● **Dataset records**:
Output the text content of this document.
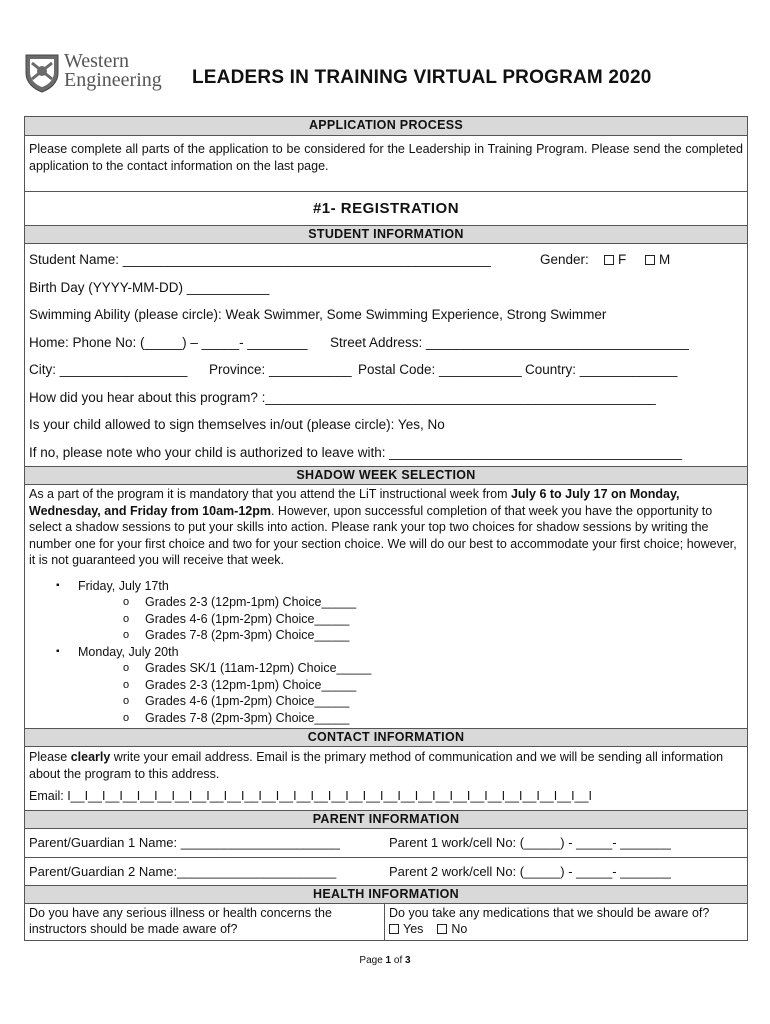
Western
Engineering LEADERS IN TRAINING VIRTUAL PROGRAM 2020
APPLICATION PROCESS
Please complete all parts of the application to be considered for the Leadership in Training Program. Please send the completed application to the contact information on the last page.
#1- REGISTRATION
STUDENT INFORMATION
Student Name: _________________________________________________	Gender:	F	M
Birth Day (YYYY-MM-DD) ___________
Swimming Ability (please circle): Weak Swimmer, Some Swimming Experience, Strong Swimmer
Home: Phone No: (_____) – _____- ________ Street Address: ___________________________________
City: _________________ Province: ___________ Postal Code: ___________ Country: _____________
How did you hear about this program? :____________________________________________________
Is your child allowed to sign themselves in/out (please circle): Yes, No
If no, please note who your child is authorized to leave with: _______________________________________
SHADOW WEEK SELECTION

As a part of the program it is mandatory that you attend the LiT instructional week from July 6 to July 17 on Monday, Wednesday, and Friday from 10am-12pm. However, upon successful completion of that week you have the opportunity to select a shadow sessions to put your skills into action. Please rank your top two choices for shadow sessions by writing the number one for your first choice and two for your section choice. We will do our best to accommodate your first choice; however, it is not guaranteed you will receive that week.

▪ Friday, July 17th
o Grades 2-3 (12pm-1pm) Choice_____
o Grades 4-6 (1pm-2pm) Choice_____
o Grades 7-8 (2pm-3pm) Choice_____
▪ Monday, July 20th
o Grades SK/1 (11am-12pm) Choice_____
o Grades 2-3 (12pm-1pm) Choice_____
o Grades 4-6 (1pm-2pm) Choice_____
o Grades 7-8 (2pm-3pm) Choice_____
CONTACT INFORMATION
Please clearly write your email address. Email is the primary method of communication and we will be sending all information about the program to this address.
Email: I__I__I__I__I__I__I__I__I__I__I__I__I__I__I__I__I__I__I__I__I__I__I__I__I__I__I__I__I__I__I
PARENT INFORMATION
Parent/Guardian 1 Name: ______________________	Parent 1 work/cell No: (_____) - _____- _______
Parent/Guardian 2 Name:______________________	Parent 2 work/cell No: (_____) - _____- _______
HEALTH INFORMATION
Do you have any serious illness or health concerns the instructors should be made aware of?
Do you take any medications that we should be aware of?
Yes No
Page 1 of 3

● **Task to carry out**: Reproduce every line of the material precisely, omitting its pictures.

● **Task solution**:
Output the text content of this document.
Western
Engineering LEADERS IN TRAINING VIRTUAL PROGRAM 2020
APPLICATION PROCESS
Please complete all parts of the application to be considered for the Leadership in Training Program. Please send the completed application to the contact information on the last page.
#1- REGISTRATION
STUDENT INFORMATION
Student Name: _________________________________________________	Gender:	F	M
Birth Day (YYYY-MM-DD) ___________
Swimming Ability (please circle): Weak Swimmer, Some Swimming Experience, Strong Swimmer
Home: Phone No: (_____) – _____- ________ Street Address: ___________________________________
City: _________________ Province: ___________ Postal Code: ___________ Country: _____________
How did you hear about this program? :____________________________________________________
Is your child allowed to sign themselves in/out (please circle): Yes, No
If no, please note who your child is authorized to leave with: _______________________________________
SHADOW WEEK SELECTION

As a part of the program it is mandatory that you attend the LiT instructional week from July 6 to July 17 on Monday, Wednesday, and Friday from 10am-12pm. However, upon successful completion of that week you have the opportunity to select a shadow sessions to put your skills into action. Please rank your top two choices for shadow sessions by writing the number one for your first choice and two for your section choice. We will do our best to accommodate your first choice; however, it is not guaranteed you will receive that week.

▪ Friday, July 17th
o Grades 2-3 (12pm-1pm) Choice_____
o Grades 4-6 (1pm-2pm) Choice_____
o Grades 7-8 (2pm-3pm) Choice_____
▪ Monday, July 20th
o Grades SK/1 (11am-12pm) Choice_____
o Grades 2-3 (12pm-1pm) Choice_____
o Grades 4-6 (1pm-2pm) Choice_____
o Grades 7-8 (2pm-3pm) Choice_____
CONTACT INFORMATION
Please clearly write your email address. Email is the primary method of communication and we will be sending all information about the program to this address.
Email: I__I__I__I__I__I__I__I__I__I__I__I__I__I__I__I__I__I__I__I__I__I__I__I__I__I__I__I__I__I__I
PARENT INFORMATION
Parent/Guardian 1 Name: ______________________	Parent 1 work/cell No: (_____) - _____- _______
Parent/Guardian 2 Name:______________________	Parent 2 work/cell No: (_____) - _____- _______
HEALTH INFORMATION
Do you have any serious illness or health concerns the instructors should be made aware of?
Do you take any medications that we should be aware of?
Yes No
Page 1 of 3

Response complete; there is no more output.